INSTRUCTIONS TO FOLLOW - Return only the count of lines in which the word "that" appears.

* start *

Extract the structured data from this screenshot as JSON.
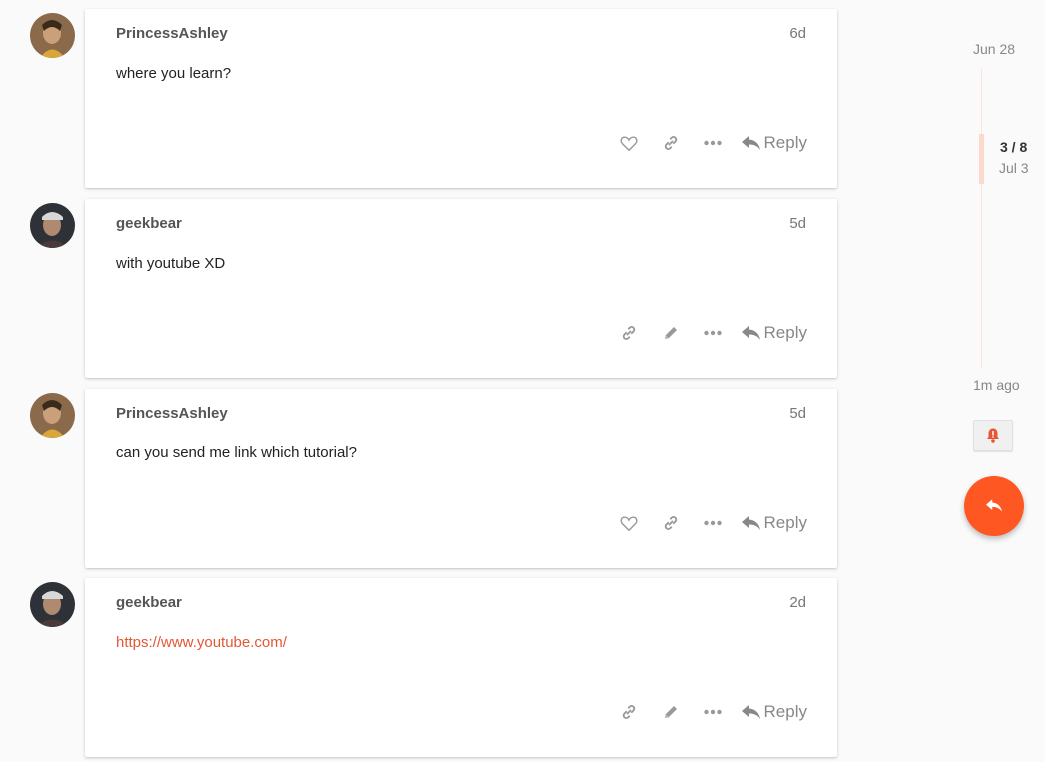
{
  "posts": [
    {
      "username": "PrincessAshley",
      "age": "6d",
      "text": "where you learn?",
      "is_link": false,
      "own": false,
      "reply_label": "Reply",
      "avatar": "avatar-princessashley"
    },
    {
      "username": "geekbear",
      "age": "5d",
      "text": "with youtube XD",
      "is_link": false,
      "own": true,
      "reply_label": "Reply",
      "avatar": "avatar-geekbear"
    },
    {
      "username": "PrincessAshley",
      "age": "5d",
      "text": "can you send me link which tutorial?",
      "is_link": false,
      "own": false,
      "reply_label": "Reply",
      "avatar": "avatar-princessashley"
    },
    {
      "username": "geekbear",
      "age": "2d",
      "text": "https://www.youtube.com/",
      "is_link": true,
      "own": true,
      "reply_label": "Reply",
      "avatar": "avatar-geekbear"
    }
  ],
  "timeline": {
    "start_date": "Jun 28",
    "position": "3 / 8",
    "current_date": "Jul 3",
    "end_label": "1m ago"
  },
  "icons": {
    "like": "heart-icon",
    "link": "link-icon",
    "edit": "pencil-icon",
    "more": "more-icon",
    "reply": "reply-icon",
    "notification": "bell-icon",
    "fab": "reply-icon"
  },
  "colors": {
    "accent": "#e45735",
    "fab": "#fe5722",
    "timeline_track": "#fde3da"
  }
}
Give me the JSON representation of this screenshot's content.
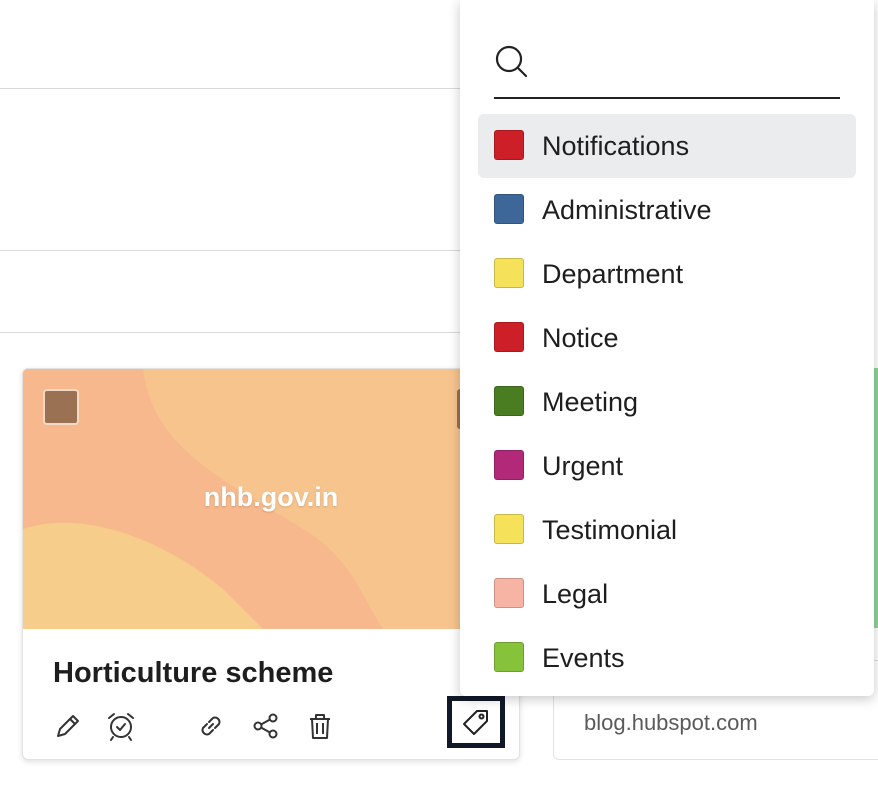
{
  "card": {
    "domain": "nhb.gov.in",
    "title": "Horticulture scheme",
    "actions": [
      {
        "icon": "pencil-icon",
        "name": "edit-button"
      },
      {
        "icon": "alarm-clock-icon",
        "name": "reminder-button"
      },
      {
        "icon": "link-icon",
        "name": "copy-link-button"
      },
      {
        "icon": "share-icon",
        "name": "share-button"
      },
      {
        "icon": "trash-icon",
        "name": "delete-button"
      }
    ],
    "tag_button_icon": "tag-icon"
  },
  "card2": {
    "domain": "blog.hubspot.com"
  },
  "dropdown": {
    "search_icon": "search-icon",
    "search_value": "",
    "active_index": 0,
    "items": [
      {
        "label": "Notifications",
        "color": "#cc1f27"
      },
      {
        "label": "Administrative",
        "color": "#3e6799"
      },
      {
        "label": "Department",
        "color": "#f5e15a"
      },
      {
        "label": "Notice",
        "color": "#cc1f27"
      },
      {
        "label": "Meeting",
        "color": "#4a7d22"
      },
      {
        "label": "Urgent",
        "color": "#b3297a"
      },
      {
        "label": "Testimonial",
        "color": "#f5e15a"
      },
      {
        "label": "Legal",
        "color": "#f7b4a4"
      },
      {
        "label": "Events",
        "color": "#86c33b"
      }
    ]
  }
}
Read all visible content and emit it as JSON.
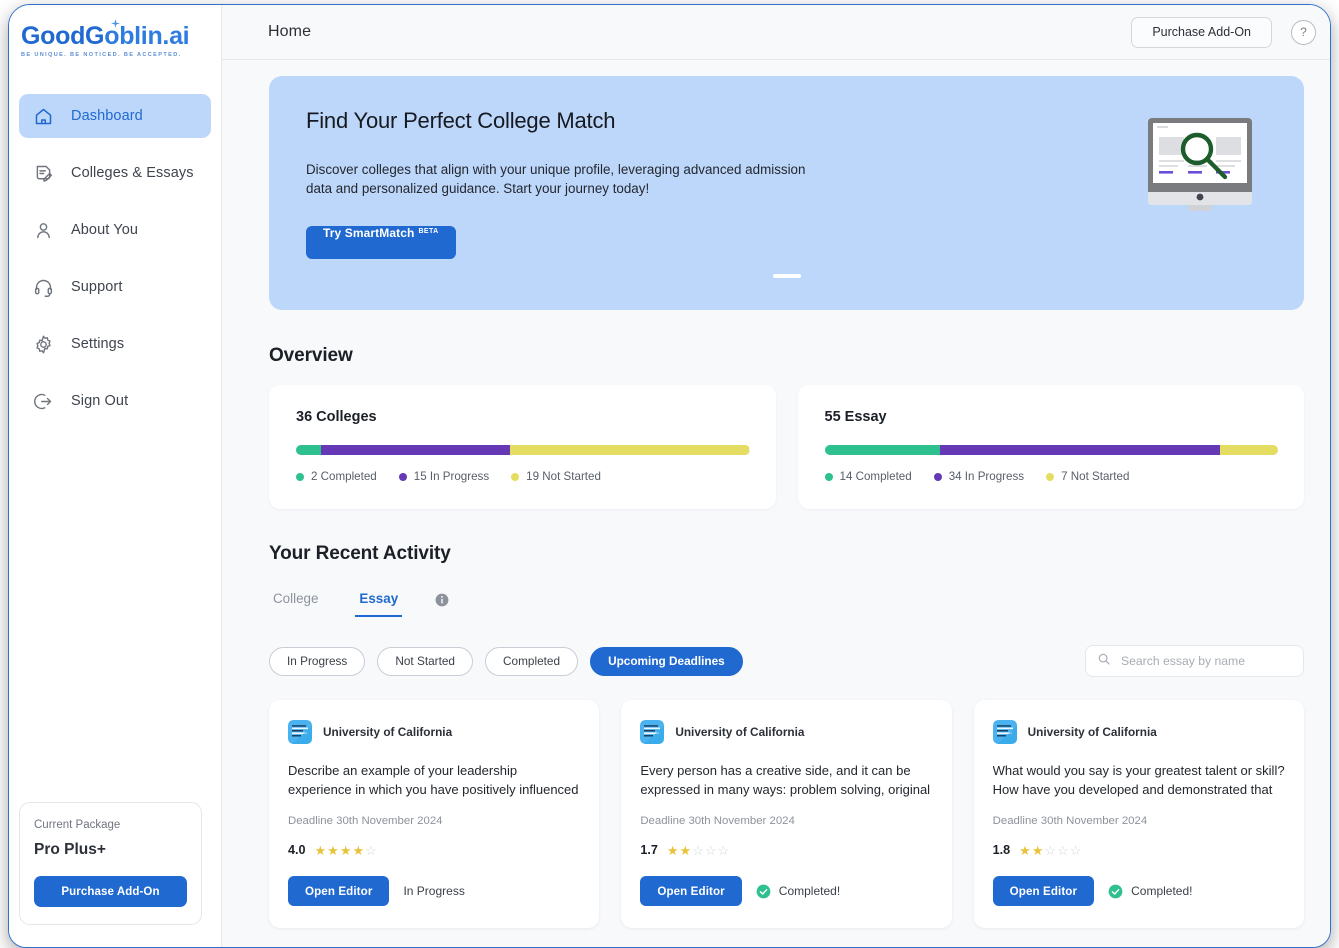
{
  "brand": {
    "name_part1": "GoodG",
    "name_part2": "oblin.ai",
    "tagline": "BE UNIQUE. BE NOTICED. BE ACCEPTED.",
    "accent_color": "#1f69d0"
  },
  "sidebar": {
    "items": [
      {
        "label": "Dashboard",
        "icon": "home-icon",
        "active": true
      },
      {
        "label": "Colleges & Essays",
        "icon": "document-edit-icon",
        "active": false
      },
      {
        "label": "About You",
        "icon": "user-icon",
        "active": false
      },
      {
        "label": "Support",
        "icon": "headset-icon",
        "active": false
      },
      {
        "label": "Settings",
        "icon": "gear-icon",
        "active": false
      },
      {
        "label": "Sign Out",
        "icon": "sign-out-icon",
        "active": false
      }
    ],
    "package": {
      "label": "Current Package",
      "name": "Pro Plus+",
      "button": "Purchase Add-On"
    }
  },
  "topbar": {
    "title": "Home",
    "purchase_button": "Purchase Add-On",
    "help_glyph": "?"
  },
  "hero": {
    "title": "Find Your Perfect College Match",
    "subtitle": "Discover colleges that align with your unique profile, leveraging advanced admission data and personalized guidance. Start your journey today!",
    "cta": "Try SmartMatch",
    "cta_badge": "BETA",
    "background_color": "#bdd7fb",
    "illustration": "monitor-search-icon"
  },
  "overview": {
    "title": "Overview",
    "cards": [
      {
        "heading": "36 Colleges",
        "total": 36,
        "segments": [
          {
            "key": "completed",
            "count": 2,
            "label": "2 Completed",
            "color": "#2ec08e"
          },
          {
            "key": "in_progress",
            "count": 15,
            "label": "15 In Progress",
            "color": "#6539b5"
          },
          {
            "key": "not_started",
            "count": 19,
            "label": "19 Not Started",
            "color": "#e5dc62"
          }
        ]
      },
      {
        "heading": "55 Essay",
        "total": 55,
        "segments": [
          {
            "key": "completed",
            "count": 14,
            "label": "14 Completed",
            "color": "#2ec08e"
          },
          {
            "key": "in_progress",
            "count": 34,
            "label": "34 In Progress",
            "color": "#6539b5"
          },
          {
            "key": "not_started",
            "count": 7,
            "label": "7 Not Started",
            "color": "#e5dc62"
          }
        ]
      }
    ]
  },
  "activity": {
    "title": "Your Recent Activity",
    "tabs": [
      {
        "label": "College",
        "active": false
      },
      {
        "label": "Essay",
        "active": true
      }
    ],
    "info_icon": "info-icon",
    "filters": [
      {
        "label": "In Progress",
        "active": false
      },
      {
        "label": "Not Started",
        "active": false
      },
      {
        "label": "Completed",
        "active": false
      },
      {
        "label": "Upcoming Deadlines",
        "active": true
      }
    ],
    "search": {
      "placeholder": "Search essay by name",
      "value": "",
      "icon": "search-icon"
    },
    "cards": [
      {
        "college": "University of California",
        "logo": "uc-logo-icon",
        "prompt": "Describe an example of your leadership experience in which you have positively influenced others, helped...",
        "deadline": "Deadline 30th November 2024",
        "score": "4.0",
        "stars_filled": 4,
        "stars_total": 5,
        "button": "Open Editor",
        "status": "In Progress",
        "status_complete": false
      },
      {
        "college": "University of California",
        "logo": "uc-logo-icon",
        "prompt": "Every person has a creative side, and it can be expressed in many ways: problem solving, original and innovative...",
        "deadline": "Deadline 30th November 2024",
        "score": "1.7",
        "stars_filled": 2,
        "stars_total": 5,
        "button": "Open Editor",
        "status": "Completed!",
        "status_complete": true
      },
      {
        "college": "University of California",
        "logo": "uc-logo-icon",
        "prompt": "What would you say is your greatest talent or skill? How have you developed and demonstrated that talent over...",
        "deadline": "Deadline 30th November 2024",
        "score": "1.8",
        "stars_filled": 2,
        "stars_total": 5,
        "button": "Open Editor",
        "status": "Completed!",
        "status_complete": true
      }
    ]
  }
}
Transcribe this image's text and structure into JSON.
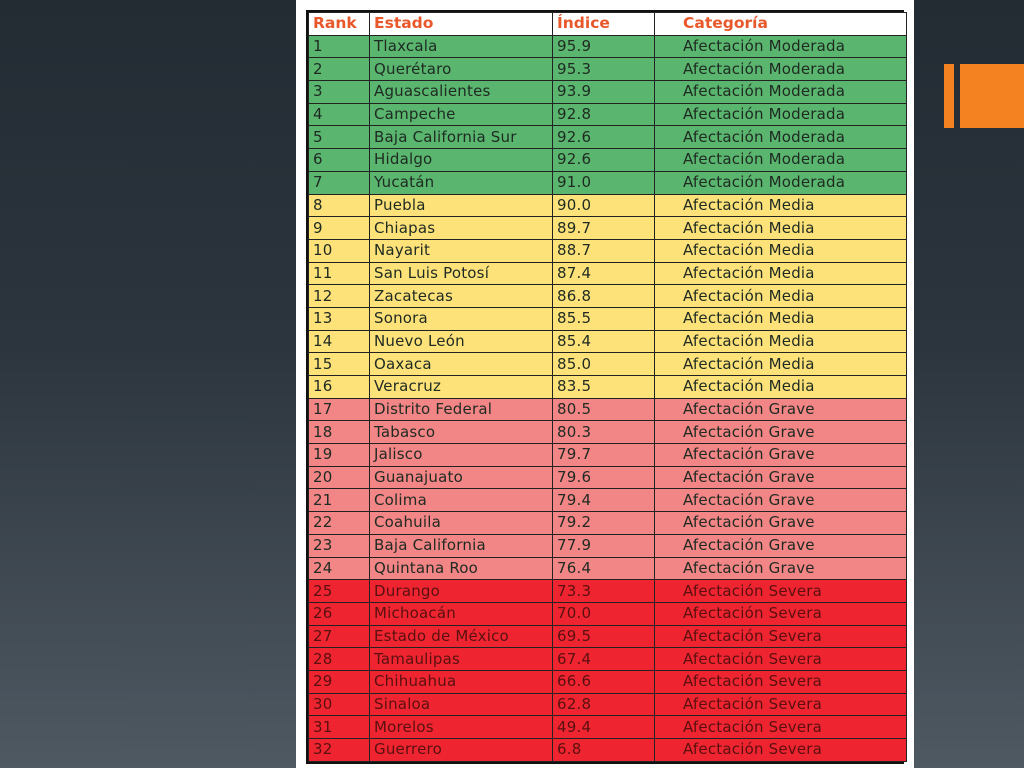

* end *

COMPLETE RESPONSE - 2